Job >>
Copy out each line of the data that holds the word "buque".

Exercise input >>

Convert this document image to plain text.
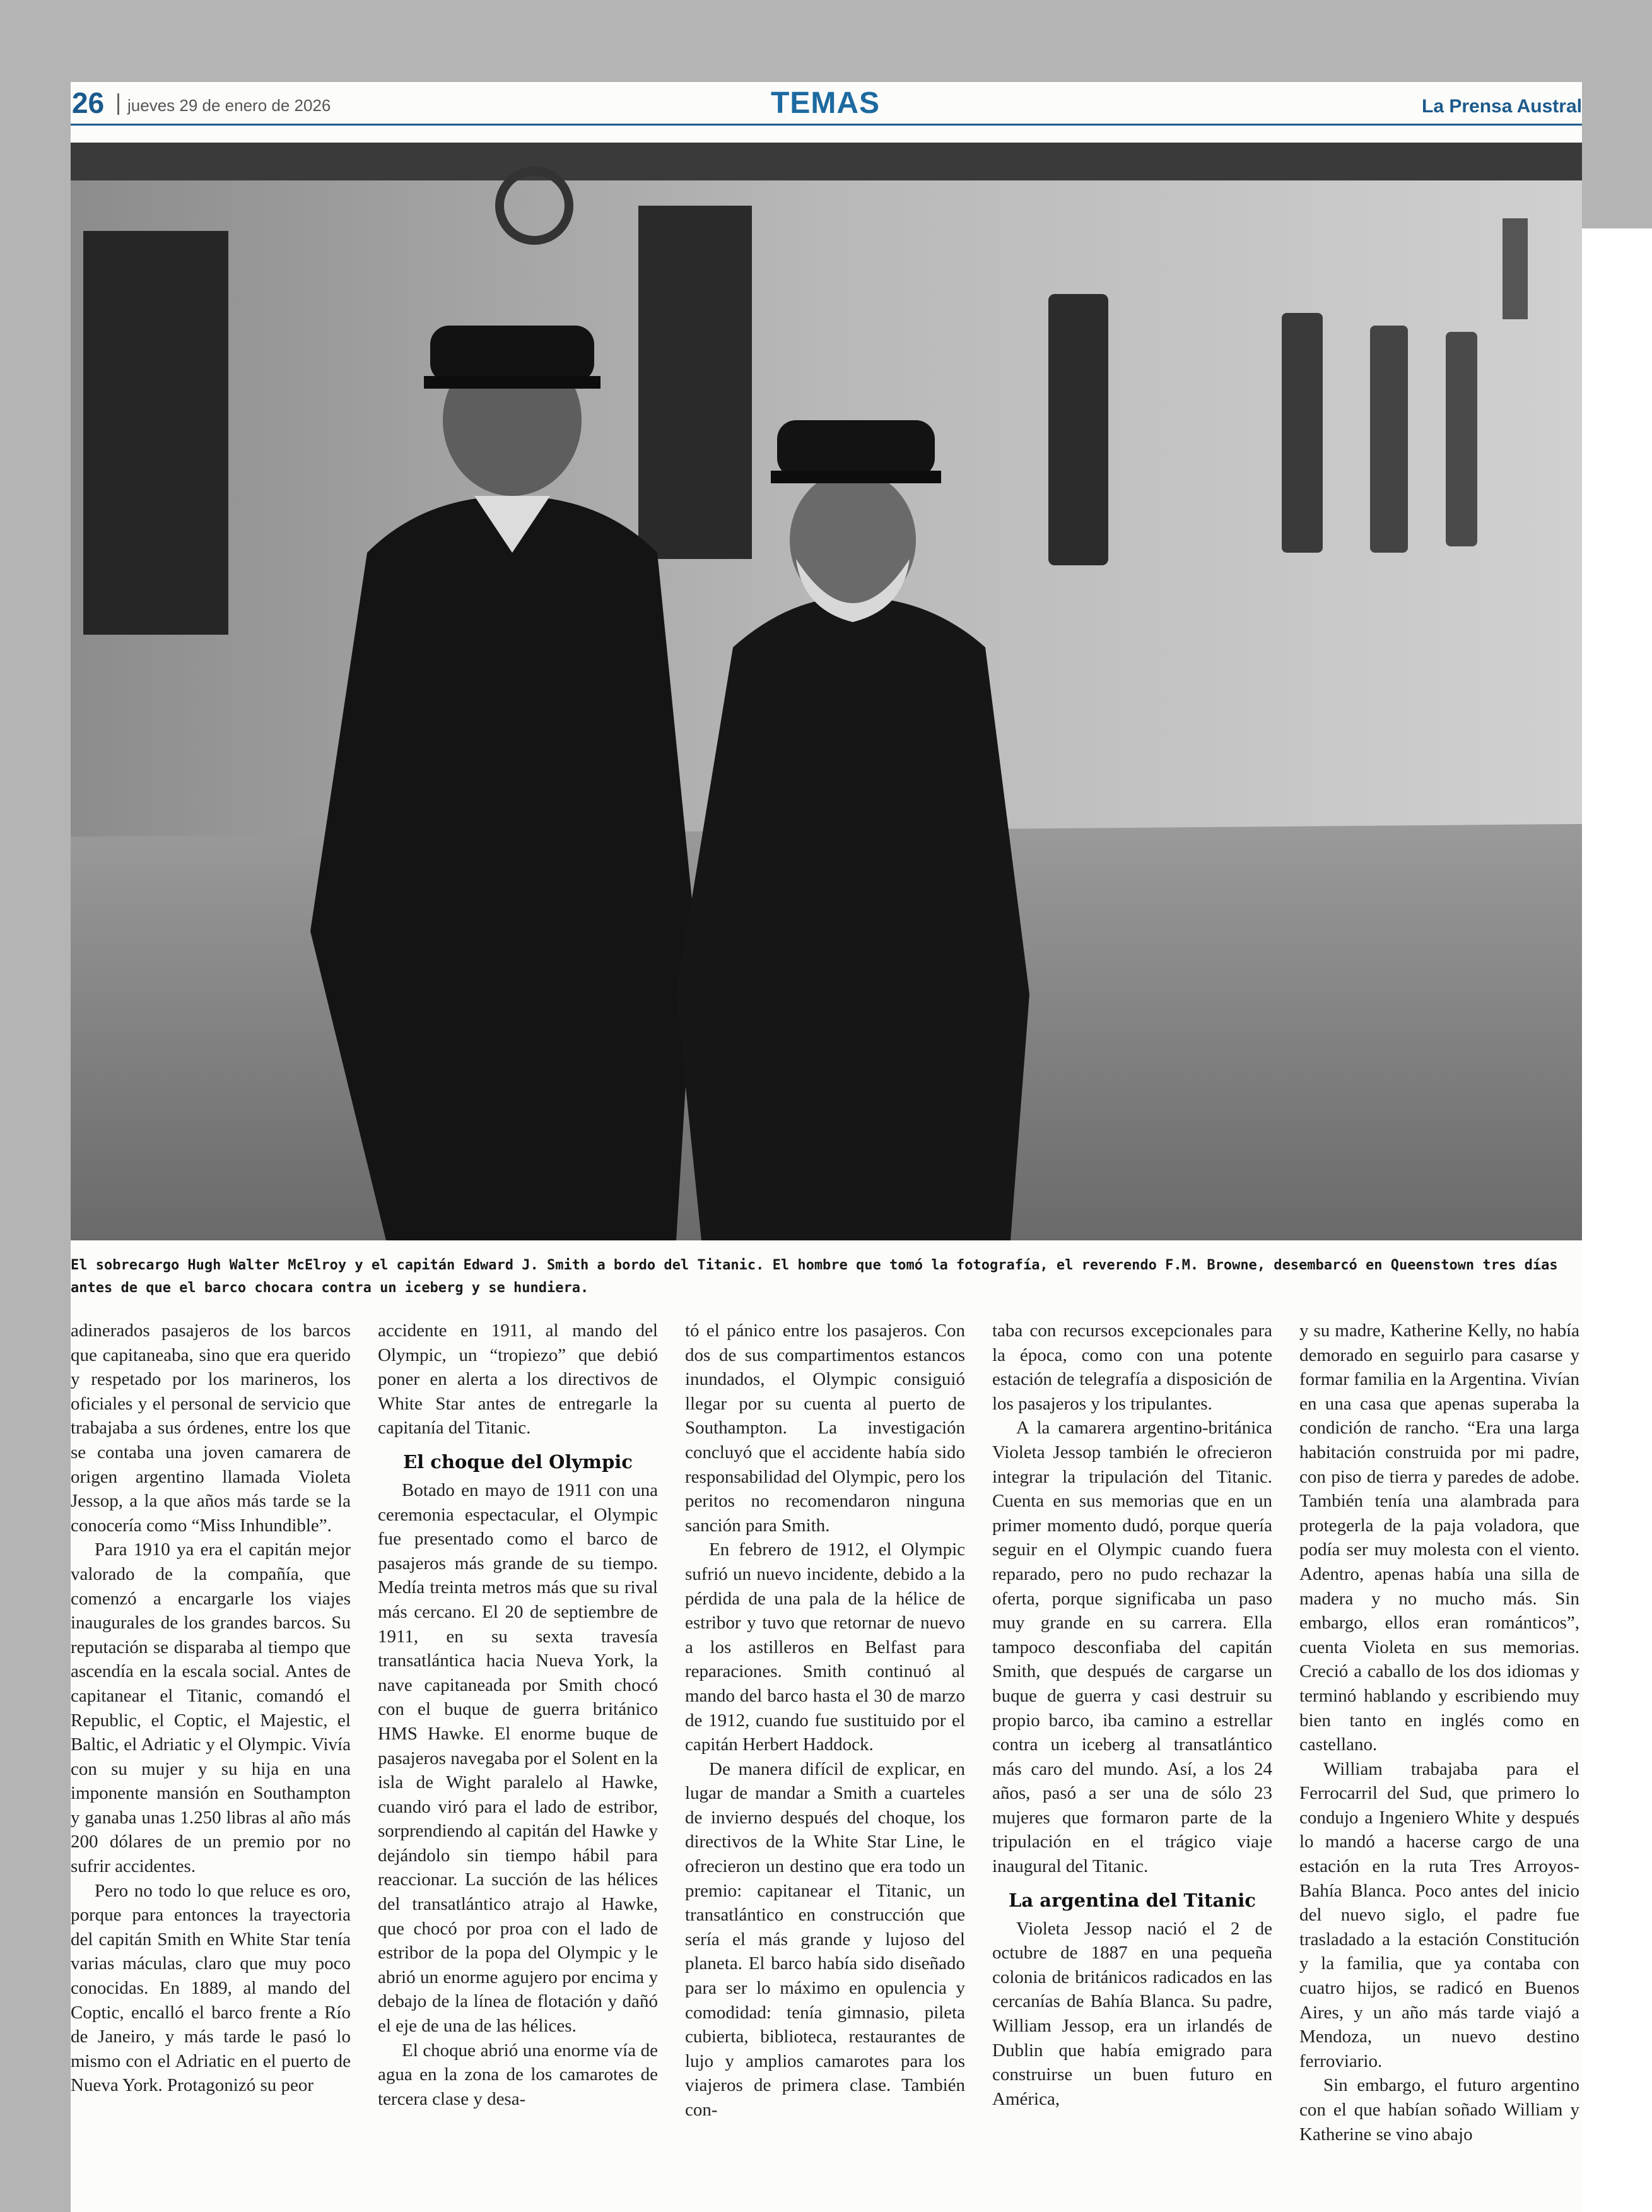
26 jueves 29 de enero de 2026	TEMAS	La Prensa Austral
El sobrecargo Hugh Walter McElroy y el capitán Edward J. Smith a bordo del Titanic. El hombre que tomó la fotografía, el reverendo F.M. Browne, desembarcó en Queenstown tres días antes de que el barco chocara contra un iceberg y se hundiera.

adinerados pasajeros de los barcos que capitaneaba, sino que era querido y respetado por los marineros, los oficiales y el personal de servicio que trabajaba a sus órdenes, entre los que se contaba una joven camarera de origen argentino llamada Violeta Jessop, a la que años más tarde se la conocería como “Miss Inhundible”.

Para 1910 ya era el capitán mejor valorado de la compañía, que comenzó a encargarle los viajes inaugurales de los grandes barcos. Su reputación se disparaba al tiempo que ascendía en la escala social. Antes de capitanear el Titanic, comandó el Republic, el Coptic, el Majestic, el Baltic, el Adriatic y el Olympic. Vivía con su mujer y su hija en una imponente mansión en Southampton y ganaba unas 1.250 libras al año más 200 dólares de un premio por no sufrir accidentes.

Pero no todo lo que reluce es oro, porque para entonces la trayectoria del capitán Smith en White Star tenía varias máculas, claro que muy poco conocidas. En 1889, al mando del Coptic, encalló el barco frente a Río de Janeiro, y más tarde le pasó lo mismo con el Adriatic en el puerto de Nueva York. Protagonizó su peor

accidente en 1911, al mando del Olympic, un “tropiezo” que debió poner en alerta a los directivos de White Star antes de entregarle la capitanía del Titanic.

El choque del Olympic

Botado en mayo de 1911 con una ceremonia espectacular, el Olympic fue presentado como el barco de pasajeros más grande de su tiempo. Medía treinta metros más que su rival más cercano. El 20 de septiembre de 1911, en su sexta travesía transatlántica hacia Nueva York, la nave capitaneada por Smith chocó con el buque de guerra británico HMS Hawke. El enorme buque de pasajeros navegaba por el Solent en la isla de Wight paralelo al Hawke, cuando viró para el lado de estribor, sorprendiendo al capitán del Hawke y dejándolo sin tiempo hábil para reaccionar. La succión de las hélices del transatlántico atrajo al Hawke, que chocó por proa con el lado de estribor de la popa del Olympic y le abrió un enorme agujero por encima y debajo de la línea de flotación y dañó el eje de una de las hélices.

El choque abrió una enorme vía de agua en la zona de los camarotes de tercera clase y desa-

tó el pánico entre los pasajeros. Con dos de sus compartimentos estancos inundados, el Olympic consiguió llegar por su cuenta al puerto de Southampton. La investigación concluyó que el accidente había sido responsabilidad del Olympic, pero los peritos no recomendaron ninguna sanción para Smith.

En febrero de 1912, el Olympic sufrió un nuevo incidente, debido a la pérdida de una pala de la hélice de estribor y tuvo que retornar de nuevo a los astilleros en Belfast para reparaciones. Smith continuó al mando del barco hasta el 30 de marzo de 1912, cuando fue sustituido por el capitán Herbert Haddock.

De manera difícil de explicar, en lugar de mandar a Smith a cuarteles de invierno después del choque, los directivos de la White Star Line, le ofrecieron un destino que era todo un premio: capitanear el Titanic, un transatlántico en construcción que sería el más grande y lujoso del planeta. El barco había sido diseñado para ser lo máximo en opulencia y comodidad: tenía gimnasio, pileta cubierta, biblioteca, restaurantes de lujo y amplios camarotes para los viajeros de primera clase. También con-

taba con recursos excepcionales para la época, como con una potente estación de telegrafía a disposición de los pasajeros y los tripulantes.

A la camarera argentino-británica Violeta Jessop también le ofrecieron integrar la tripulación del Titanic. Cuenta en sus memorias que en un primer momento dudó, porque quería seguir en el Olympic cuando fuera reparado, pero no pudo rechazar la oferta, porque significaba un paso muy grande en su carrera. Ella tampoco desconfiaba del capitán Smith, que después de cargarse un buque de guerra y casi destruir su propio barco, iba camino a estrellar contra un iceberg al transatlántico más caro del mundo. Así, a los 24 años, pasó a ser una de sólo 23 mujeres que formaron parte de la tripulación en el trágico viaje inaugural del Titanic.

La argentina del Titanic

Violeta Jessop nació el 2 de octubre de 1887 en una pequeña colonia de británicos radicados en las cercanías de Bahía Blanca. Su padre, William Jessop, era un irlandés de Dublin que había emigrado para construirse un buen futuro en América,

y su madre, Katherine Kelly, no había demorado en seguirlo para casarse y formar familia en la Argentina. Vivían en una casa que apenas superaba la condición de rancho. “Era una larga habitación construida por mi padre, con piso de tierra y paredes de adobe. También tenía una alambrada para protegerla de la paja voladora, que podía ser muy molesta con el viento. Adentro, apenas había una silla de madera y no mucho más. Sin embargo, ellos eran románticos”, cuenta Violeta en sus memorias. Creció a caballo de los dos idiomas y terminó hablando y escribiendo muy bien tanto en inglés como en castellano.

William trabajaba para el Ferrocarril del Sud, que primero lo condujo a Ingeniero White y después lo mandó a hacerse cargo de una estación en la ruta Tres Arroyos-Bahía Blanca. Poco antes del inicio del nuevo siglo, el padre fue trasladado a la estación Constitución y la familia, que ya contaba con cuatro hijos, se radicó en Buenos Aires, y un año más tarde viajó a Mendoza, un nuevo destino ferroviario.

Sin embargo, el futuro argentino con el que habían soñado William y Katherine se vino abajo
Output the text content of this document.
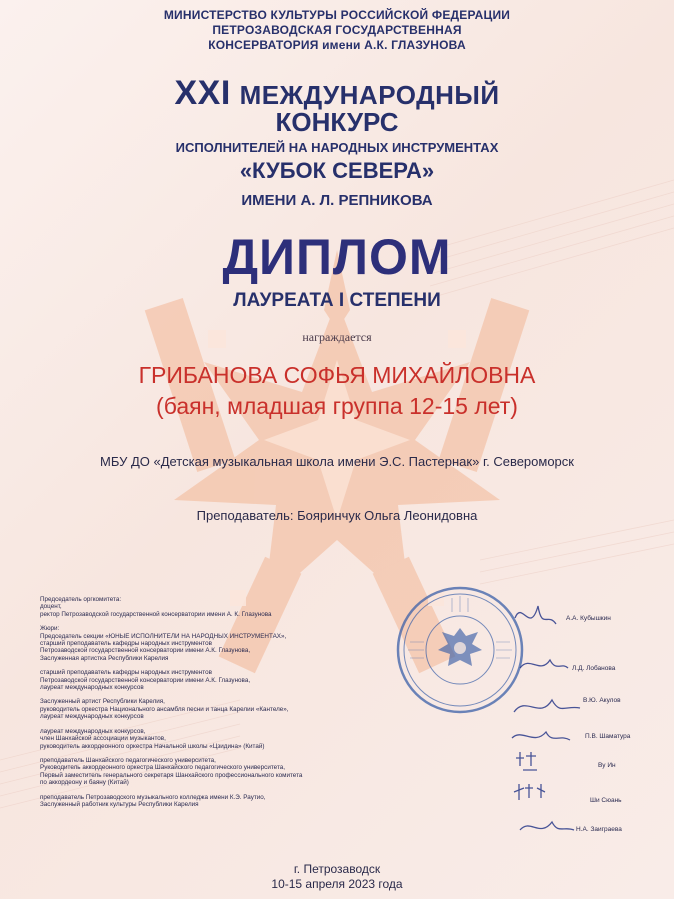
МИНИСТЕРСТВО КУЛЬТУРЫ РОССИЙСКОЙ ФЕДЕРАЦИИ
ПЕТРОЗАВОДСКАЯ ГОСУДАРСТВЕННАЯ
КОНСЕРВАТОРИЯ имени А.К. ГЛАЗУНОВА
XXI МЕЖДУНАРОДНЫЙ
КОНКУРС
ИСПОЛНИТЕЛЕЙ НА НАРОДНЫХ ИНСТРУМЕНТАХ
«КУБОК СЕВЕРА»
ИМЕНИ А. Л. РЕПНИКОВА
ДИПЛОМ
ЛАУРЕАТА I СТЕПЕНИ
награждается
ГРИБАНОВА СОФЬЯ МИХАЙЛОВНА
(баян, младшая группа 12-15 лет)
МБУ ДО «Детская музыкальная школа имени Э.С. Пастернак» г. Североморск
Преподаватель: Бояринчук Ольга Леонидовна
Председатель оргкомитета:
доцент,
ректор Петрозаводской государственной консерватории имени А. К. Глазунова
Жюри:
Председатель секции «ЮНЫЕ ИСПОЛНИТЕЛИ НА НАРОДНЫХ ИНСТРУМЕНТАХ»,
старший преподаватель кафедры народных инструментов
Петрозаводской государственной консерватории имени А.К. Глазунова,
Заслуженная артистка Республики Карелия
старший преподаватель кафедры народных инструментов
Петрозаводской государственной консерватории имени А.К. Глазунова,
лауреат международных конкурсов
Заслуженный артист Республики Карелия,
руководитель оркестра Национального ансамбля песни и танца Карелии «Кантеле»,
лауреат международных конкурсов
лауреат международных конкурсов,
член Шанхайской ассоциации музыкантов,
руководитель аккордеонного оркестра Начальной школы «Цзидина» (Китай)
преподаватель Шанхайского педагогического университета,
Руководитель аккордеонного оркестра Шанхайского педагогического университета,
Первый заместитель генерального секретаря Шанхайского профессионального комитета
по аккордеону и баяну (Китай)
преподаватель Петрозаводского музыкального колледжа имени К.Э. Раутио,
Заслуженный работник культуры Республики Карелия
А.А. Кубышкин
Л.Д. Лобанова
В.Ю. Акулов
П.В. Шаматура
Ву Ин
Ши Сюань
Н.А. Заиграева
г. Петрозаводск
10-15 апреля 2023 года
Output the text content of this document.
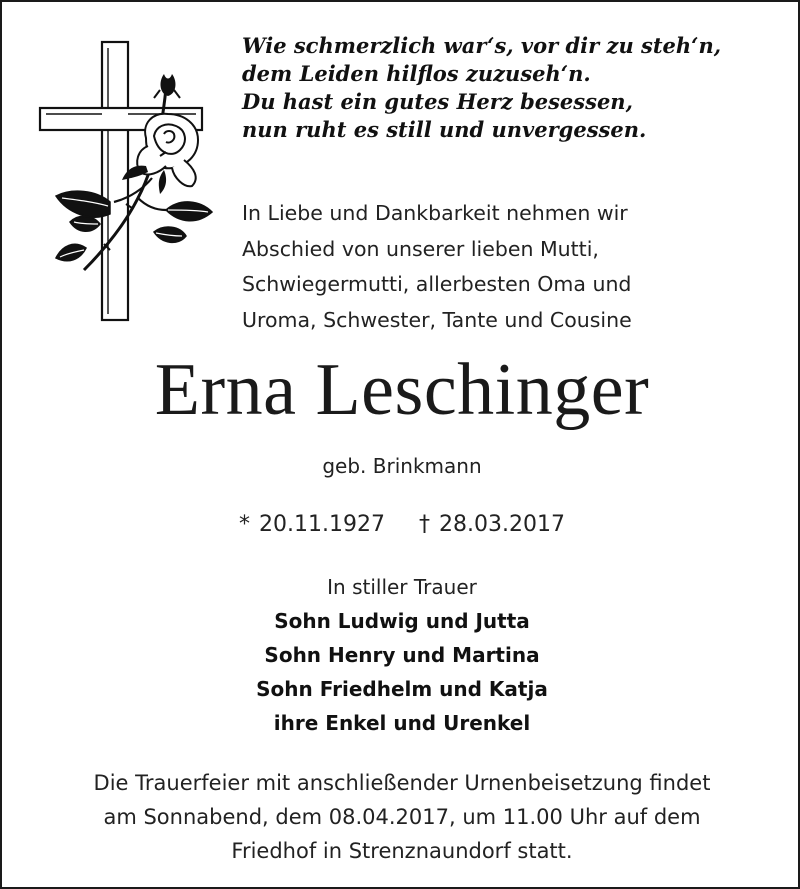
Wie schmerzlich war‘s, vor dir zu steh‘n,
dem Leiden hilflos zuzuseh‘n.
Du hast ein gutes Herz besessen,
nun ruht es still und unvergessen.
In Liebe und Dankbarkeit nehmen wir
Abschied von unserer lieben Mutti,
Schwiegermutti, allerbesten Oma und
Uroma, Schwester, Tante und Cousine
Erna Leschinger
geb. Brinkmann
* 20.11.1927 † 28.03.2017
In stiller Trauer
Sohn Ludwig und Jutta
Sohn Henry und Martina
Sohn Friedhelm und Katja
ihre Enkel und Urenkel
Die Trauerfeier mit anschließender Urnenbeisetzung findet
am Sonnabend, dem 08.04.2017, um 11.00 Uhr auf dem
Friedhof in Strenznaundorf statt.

Final answer >>
Botado en mayo de 1911 con una ceremonia espectacular, el Olympic fue presentado como el barco de pasajeros más grande de su tiempo. Medía treinta metros más que su rival más cercano. El 20 de septiembre de 1911, en su sexta travesía transatlántica hacia Nueva York, la nave capitaneada por Smith chocó con el buque de guerra británico HMS Hawke. El enorme buque de pasajeros navegaba por el Solent en la isla de Wight paralelo al Hawke, cuando viró para el lado de estribor, sorprendiendo al capitán del Hawke y dejándolo sin tiempo hábil para reaccionar. La succión de las hélices del transatlántico atrajo al Hawke, que chocó por proa con el lado de estribor de la popa del Olympic y le abrió un enorme agujero por encima y debajo de la línea de flotación y dañó el eje de una de las hélices.
A la camarera argentino-británica Violeta Jessop también le ofrecieron integrar la tripulación del Titanic. Cuenta en sus memorias que en un primer momento dudó, porque quería seguir en el Olympic cuando fuera reparado, pero no pudo rechazar la oferta, porque significaba un paso muy grande en su carrera. Ella tampoco desconfiaba del capitán Smith, que después de cargarse un buque de guerra y casi destruir su propio barco, iba camino a estrellar contra un iceberg al transatlántico más caro del mundo. Así, a los 24 años, pasó a ser una de sólo 23 mujeres que formaron parte de la tripulación en el trágico viaje inaugural del Titanic.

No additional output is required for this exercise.